Volte a escrever tudo o que vai desde "Por que razão" até "da DXAS Agricultural Technology?" no texto sobre a DXAS Agricultural Technology, trocando "tomate" por "milho".

TEXTO FORNECIDO:
---------------
Quais os maiores desafios de criar uma empresa como a DXAS Agricultural Technology?
Diria que o maior desafio é o de conseguir criar um plano estratégico e de negócio que seja apelativo e convença as administrações dos potenciais investidores (neste caso a Kagome e a NEC) a efetuarem o investimento no negócio e a avançarem com a criação da empresa a ele dedicada. O facto de a DXAS Agricultural Technology ter sido criada é sinal de que esse desafio foi superado.

“A NEC traz à empresa a componente tecnológica e a Kagome a componente de conhecimento agrícola e de mercado”.

Qual o aporte/ou aportes da NEC a esta nova empresa?
Trazemos à empresa a componente tecnológica e a Kagome a componente de conhecimento agrícola e de mercado. Assim, a NEC continuará a aportar as suas avançadas tecnologias analíticas e preditivas baseadas em IA, para o contínuo desenvolvimento e melhoria da solução Cropscope.

Por que razão apostaram no tomate e não noutras culturas? Equacionam a hipótese de alargarem a mais culturas outras soluções?
A aposta no tomate aconteceu pela simples razão de que essa é a cultura com a qual a Kagome tem trabalhado desde sempre. Naturalmente que, apesar disso, à medida que a solução se for robustecendo e amadurecendo para aplicação à cultura do tomate, temos o objetivo de também a ir adaptando e aplicando a outras culturas.

A quem se destinam os serviços da DXAS Agricultural Technology?
Destinam-se a três grandes grupos de utilizadores. Aos agricultores, no sentido de as recomendações agrícolas os ajudarem a implementar uma agricultura mais sustentável e rentável, com menos utilização de água e fertilizantes e reduzindo o risco de cultivo pela visualização da situação nos seus campos.
---------------
MATERIAL FORNECIDO:

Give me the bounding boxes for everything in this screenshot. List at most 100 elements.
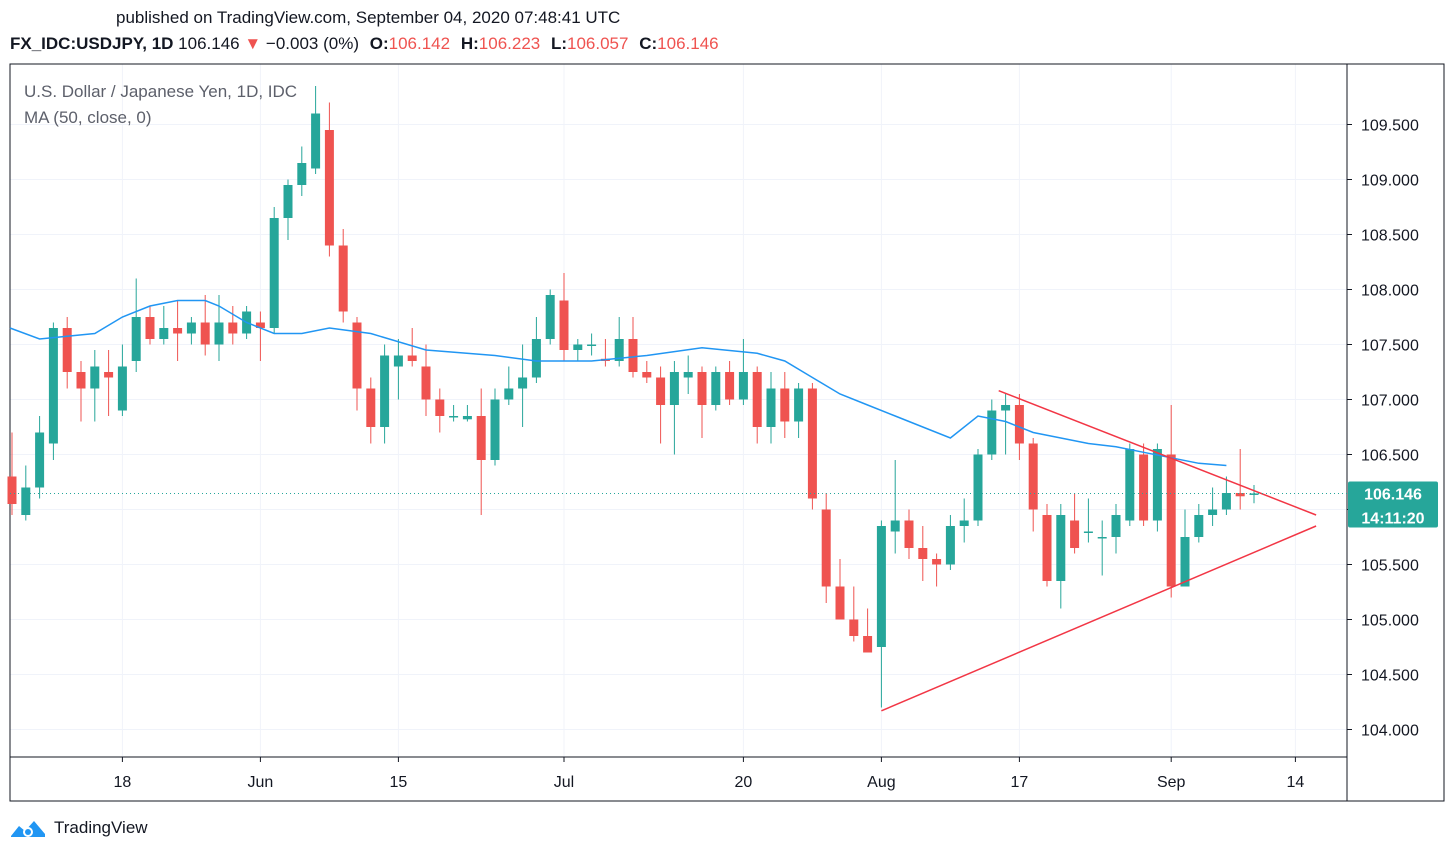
---------------
RESULTADO:
Por que razão apostaram no milho e não noutras culturas? Equacionam a hipótese de alargarem a mais culturas outras soluções?
A aposta no milho aconteceu pela simples razão de que essa é a cultura com a qual a Kagome tem trabalhado desde sempre. Naturalmente que, apesar disso, à medida que a solução se for robustecendo e amadurecendo para aplicação à cultura do milho, temos o objetivo de também a ir adaptando e aplicando a outras culturas.

A quem se destinam os serviços da DXAS Agricultural Technology?